Exercise objective = Pull out every line below containing the word "Hydrogen".

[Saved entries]
-- -- --
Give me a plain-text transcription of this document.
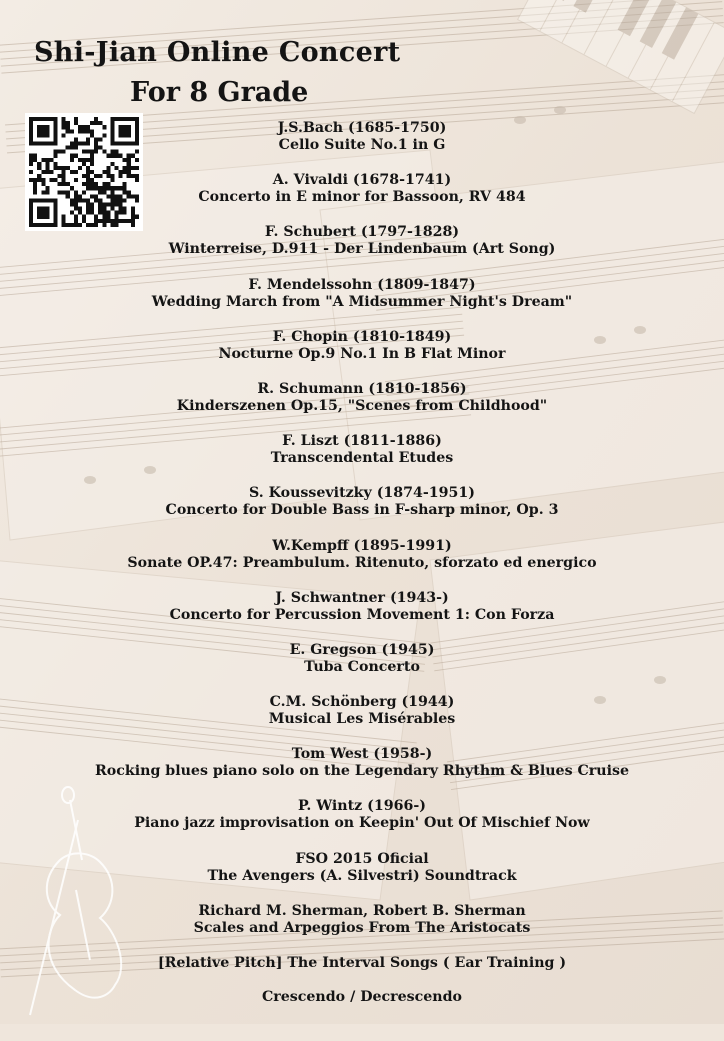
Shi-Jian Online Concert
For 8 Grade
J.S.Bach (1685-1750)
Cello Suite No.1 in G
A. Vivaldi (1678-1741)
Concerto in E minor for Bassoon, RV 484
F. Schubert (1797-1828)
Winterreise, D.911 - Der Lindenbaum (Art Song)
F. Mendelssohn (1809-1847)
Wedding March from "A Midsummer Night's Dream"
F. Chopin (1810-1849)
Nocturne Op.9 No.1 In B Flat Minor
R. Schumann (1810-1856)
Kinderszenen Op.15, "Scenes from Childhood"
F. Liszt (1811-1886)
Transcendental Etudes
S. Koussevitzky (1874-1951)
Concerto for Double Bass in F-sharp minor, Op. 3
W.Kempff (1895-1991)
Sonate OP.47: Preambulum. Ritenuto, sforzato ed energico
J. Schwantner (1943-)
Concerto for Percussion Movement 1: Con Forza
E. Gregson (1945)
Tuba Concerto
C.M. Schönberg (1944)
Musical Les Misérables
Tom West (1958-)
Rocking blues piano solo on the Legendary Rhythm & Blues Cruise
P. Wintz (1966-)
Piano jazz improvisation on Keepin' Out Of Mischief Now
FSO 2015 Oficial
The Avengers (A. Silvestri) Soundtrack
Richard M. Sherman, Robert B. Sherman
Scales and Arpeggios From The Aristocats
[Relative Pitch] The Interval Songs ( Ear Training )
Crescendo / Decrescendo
-- -- --
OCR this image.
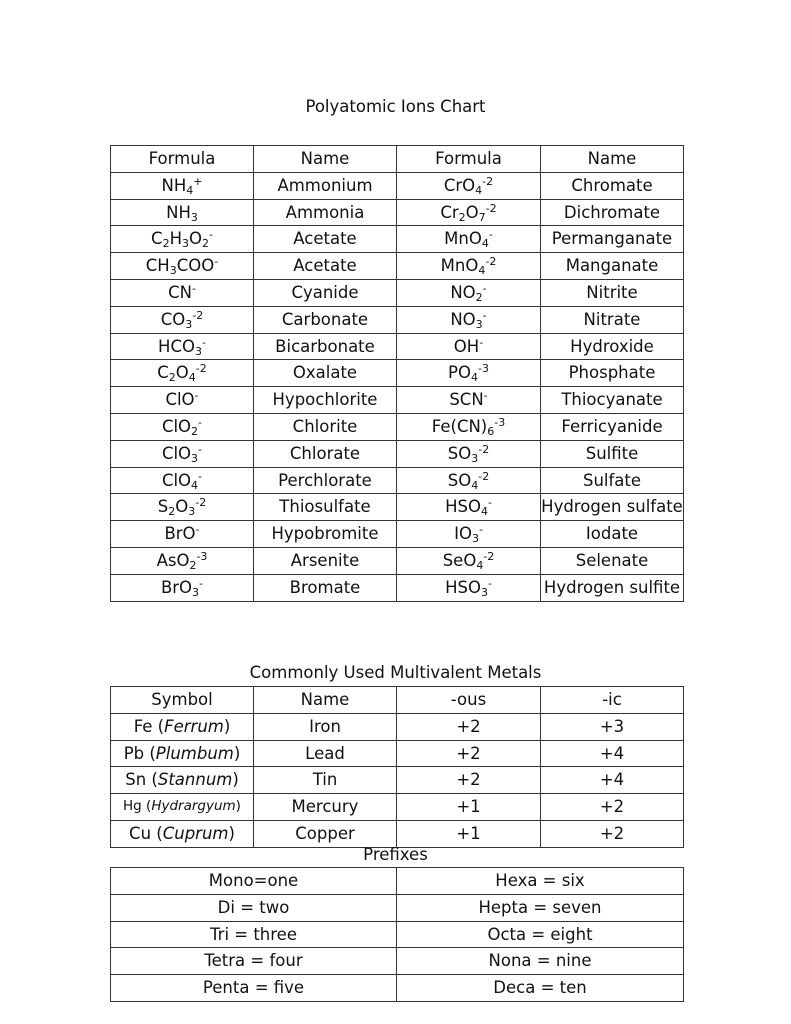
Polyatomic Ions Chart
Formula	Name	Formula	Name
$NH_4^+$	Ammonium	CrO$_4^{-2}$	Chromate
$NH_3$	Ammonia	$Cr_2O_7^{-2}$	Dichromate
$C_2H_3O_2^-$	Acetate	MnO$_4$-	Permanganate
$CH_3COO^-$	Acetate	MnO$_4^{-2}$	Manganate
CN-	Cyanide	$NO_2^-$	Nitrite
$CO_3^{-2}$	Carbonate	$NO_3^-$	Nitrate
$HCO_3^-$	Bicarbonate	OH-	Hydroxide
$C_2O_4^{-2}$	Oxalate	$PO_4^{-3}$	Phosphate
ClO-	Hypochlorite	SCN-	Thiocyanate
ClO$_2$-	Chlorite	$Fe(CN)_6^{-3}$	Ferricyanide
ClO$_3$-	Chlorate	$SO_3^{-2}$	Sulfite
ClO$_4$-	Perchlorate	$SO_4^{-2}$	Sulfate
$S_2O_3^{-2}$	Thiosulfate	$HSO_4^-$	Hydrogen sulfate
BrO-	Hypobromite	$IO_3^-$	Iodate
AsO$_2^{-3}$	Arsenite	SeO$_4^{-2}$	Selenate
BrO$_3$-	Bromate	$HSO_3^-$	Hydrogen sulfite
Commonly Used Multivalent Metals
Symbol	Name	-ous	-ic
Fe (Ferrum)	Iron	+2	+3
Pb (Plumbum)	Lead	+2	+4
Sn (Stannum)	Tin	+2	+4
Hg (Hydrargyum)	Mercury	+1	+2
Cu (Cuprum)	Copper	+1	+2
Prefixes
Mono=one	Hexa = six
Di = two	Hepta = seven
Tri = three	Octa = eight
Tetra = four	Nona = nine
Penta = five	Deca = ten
-- -- --
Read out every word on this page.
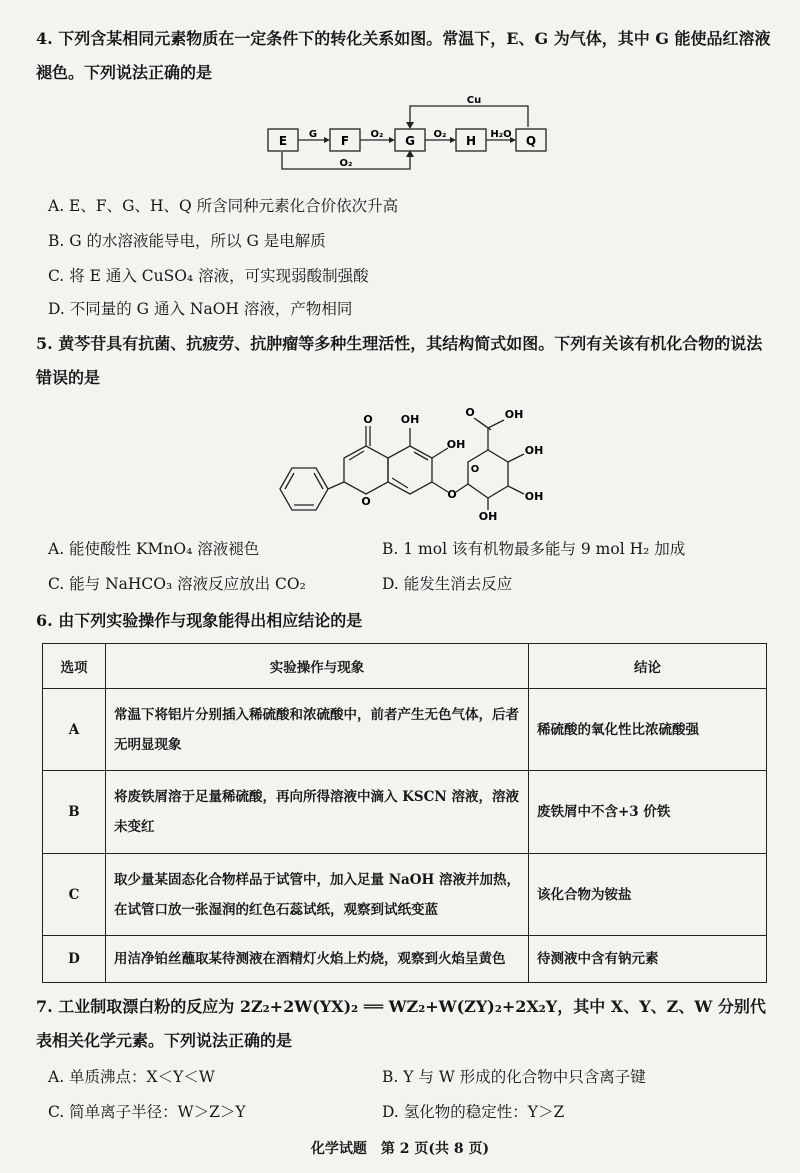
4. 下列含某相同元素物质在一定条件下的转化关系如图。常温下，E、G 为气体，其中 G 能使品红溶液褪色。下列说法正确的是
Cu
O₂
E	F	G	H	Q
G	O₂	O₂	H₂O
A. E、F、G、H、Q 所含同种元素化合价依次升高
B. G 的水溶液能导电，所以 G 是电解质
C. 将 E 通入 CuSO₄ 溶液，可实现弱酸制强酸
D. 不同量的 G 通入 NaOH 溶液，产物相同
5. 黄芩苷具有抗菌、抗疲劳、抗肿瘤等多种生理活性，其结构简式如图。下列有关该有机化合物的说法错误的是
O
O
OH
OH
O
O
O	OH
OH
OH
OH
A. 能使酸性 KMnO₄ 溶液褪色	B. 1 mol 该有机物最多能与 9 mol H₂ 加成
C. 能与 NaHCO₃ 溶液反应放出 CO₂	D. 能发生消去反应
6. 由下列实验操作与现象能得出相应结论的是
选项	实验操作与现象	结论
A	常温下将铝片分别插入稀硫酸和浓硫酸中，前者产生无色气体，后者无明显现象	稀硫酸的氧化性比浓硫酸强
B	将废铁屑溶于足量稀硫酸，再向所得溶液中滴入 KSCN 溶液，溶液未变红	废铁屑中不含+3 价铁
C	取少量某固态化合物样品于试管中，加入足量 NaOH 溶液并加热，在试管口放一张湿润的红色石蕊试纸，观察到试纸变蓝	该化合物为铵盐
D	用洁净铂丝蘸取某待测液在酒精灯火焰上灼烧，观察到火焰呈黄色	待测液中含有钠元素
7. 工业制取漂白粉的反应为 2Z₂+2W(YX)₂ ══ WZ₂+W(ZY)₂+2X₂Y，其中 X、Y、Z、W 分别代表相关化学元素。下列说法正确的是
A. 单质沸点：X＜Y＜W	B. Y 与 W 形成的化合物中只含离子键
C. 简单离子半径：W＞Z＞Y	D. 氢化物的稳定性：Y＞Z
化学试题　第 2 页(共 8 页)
-- -- --
Exercise solution =
$S_2O_3^{-2}$	Thiosulfate	$HSO_4^-$	Hydrogen sulfate
BrO$_3$-	Bromate	$HSO_3^-$	Hydrogen sulfite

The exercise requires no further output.